[Rows from a figure dataset]

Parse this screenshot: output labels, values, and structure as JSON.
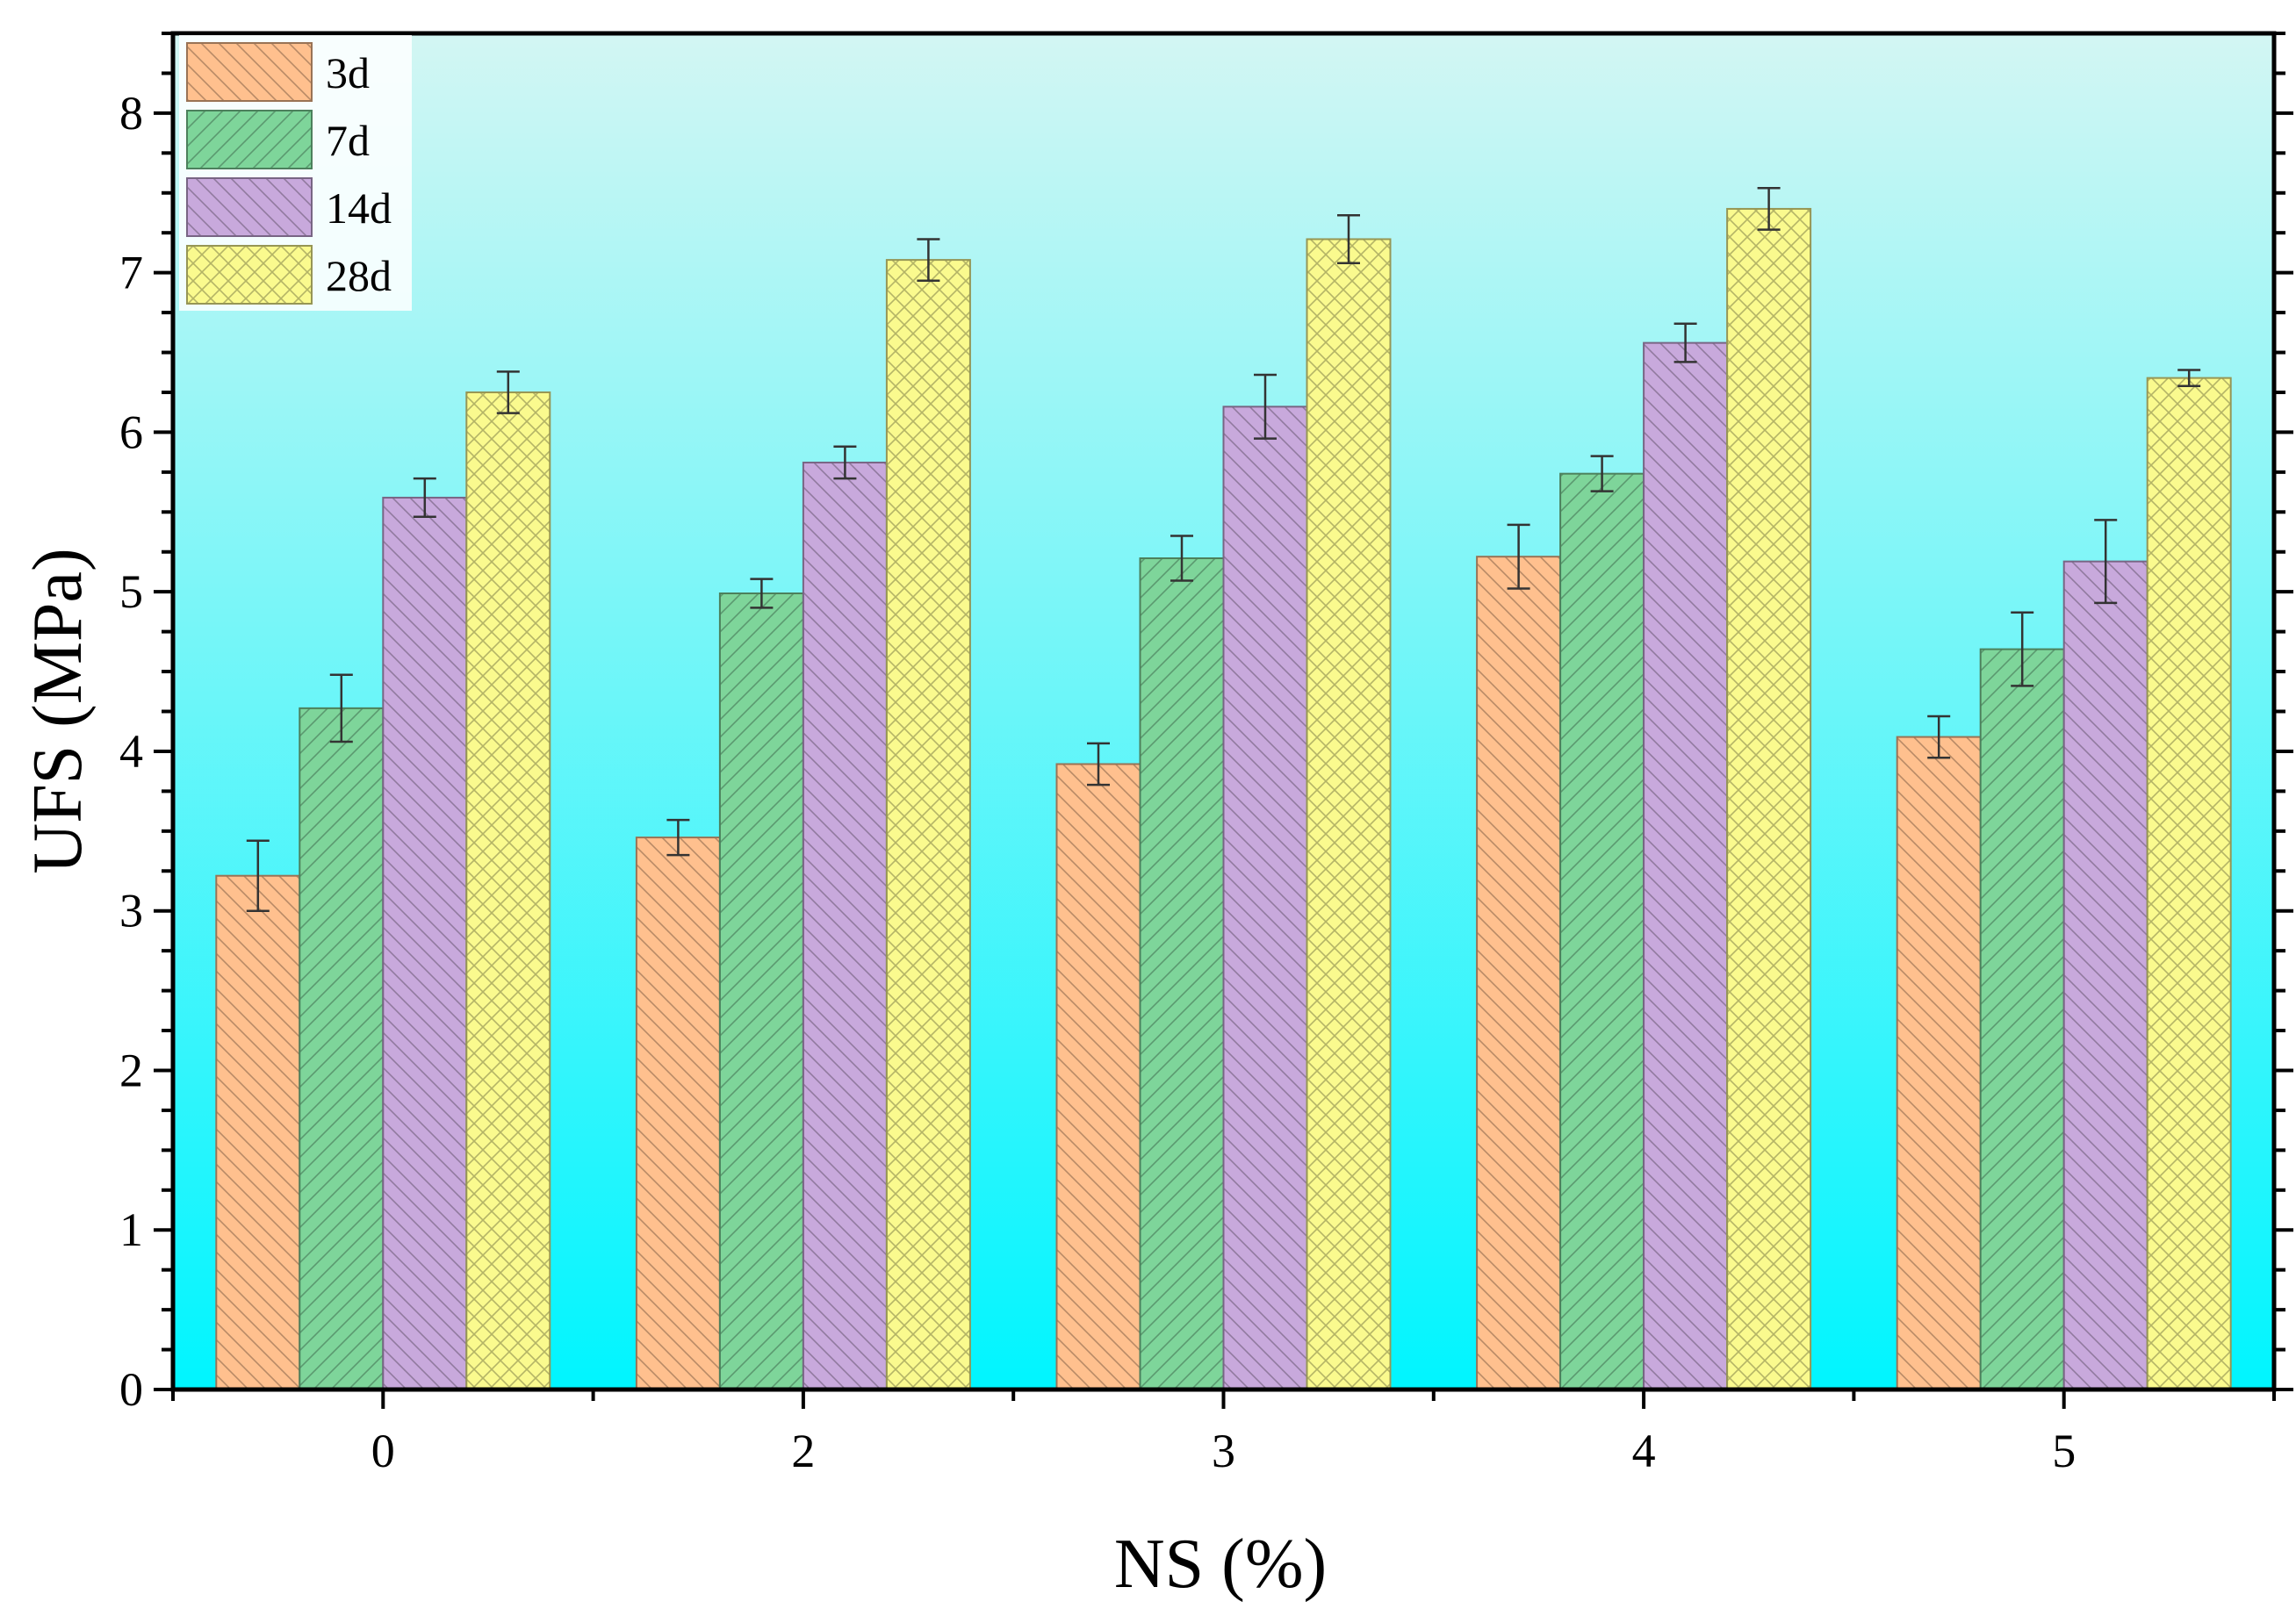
{
  "chart_data": {
    "type": "bar",
    "xlabel": "NS (%)",
    "ylabel": "UFS (MPa)",
    "ylim": [
      0,
      8.5
    ],
    "yticks": [
      0,
      1,
      2,
      3,
      4,
      5,
      6,
      7,
      8
    ],
    "categories": [
      "0",
      "2",
      "3",
      "4",
      "5"
    ],
    "series": [
      {
        "name": "3d",
        "values": [
          3.22,
          3.46,
          3.92,
          5.22,
          4.09
        ],
        "errors": [
          0.22,
          0.11,
          0.13,
          0.2,
          0.13
        ],
        "color": "#FFC08E",
        "pattern": "backslash"
      },
      {
        "name": "7d",
        "values": [
          4.27,
          4.99,
          5.21,
          5.74,
          4.64
        ],
        "errors": [
          0.21,
          0.09,
          0.14,
          0.11,
          0.23
        ],
        "color": "#7ED59A",
        "pattern": "slash"
      },
      {
        "name": "14d",
        "values": [
          5.59,
          5.81,
          6.16,
          6.56,
          5.19
        ],
        "errors": [
          0.12,
          0.1,
          0.2,
          0.12,
          0.26
        ],
        "color": "#C8A9DC",
        "pattern": "backslash"
      },
      {
        "name": "28d",
        "values": [
          6.25,
          7.08,
          7.21,
          7.4,
          6.34
        ],
        "errors": [
          0.13,
          0.13,
          0.15,
          0.13,
          0.05
        ],
        "color": "#FAFA8E",
        "pattern": "cross"
      }
    ],
    "legend": "top-left",
    "background": {
      "top": "#D3F6F3",
      "bottom": "#00F5FF"
    }
  }
}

SET PROBLEM =>
Output the records above exactly; leave out the pictures.

COMPLETED TASK =>
Parse this screenshot: output labels, values, and structure as JSON.
{
  "chart_data": {
    "type": "bar",
    "xlabel": "NS (%)",
    "ylabel": "UFS (MPa)",
    "ylim": [
      0,
      8.5
    ],
    "yticks": [
      0,
      1,
      2,
      3,
      4,
      5,
      6,
      7,
      8
    ],
    "categories": [
      "0",
      "2",
      "3",
      "4",
      "5"
    ],
    "series": [
      {
        "name": "3d",
        "values": [
          3.22,
          3.46,
          3.92,
          5.22,
          4.09
        ],
        "errors": [
          0.22,
          0.11,
          0.13,
          0.2,
          0.13
        ],
        "color": "#FFC08E",
        "pattern": "backslash"
      },
      {
        "name": "7d",
        "values": [
          4.27,
          4.99,
          5.21,
          5.74,
          4.64
        ],
        "errors": [
          0.21,
          0.09,
          0.14,
          0.11,
          0.23
        ],
        "color": "#7ED59A",
        "pattern": "slash"
      },
      {
        "name": "14d",
        "values": [
          5.59,
          5.81,
          6.16,
          6.56,
          5.19
        ],
        "errors": [
          0.12,
          0.1,
          0.2,
          0.12,
          0.26
        ],
        "color": "#C8A9DC",
        "pattern": "backslash"
      },
      {
        "name": "28d",
        "values": [
          6.25,
          7.08,
          7.21,
          7.4,
          6.34
        ],
        "errors": [
          0.13,
          0.13,
          0.15,
          0.13,
          0.05
        ],
        "color": "#FAFA8E",
        "pattern": "cross"
      }
    ],
    "legend": "top-left",
    "background": {
      "top": "#D3F6F3",
      "bottom": "#00F5FF"
    }
  }
}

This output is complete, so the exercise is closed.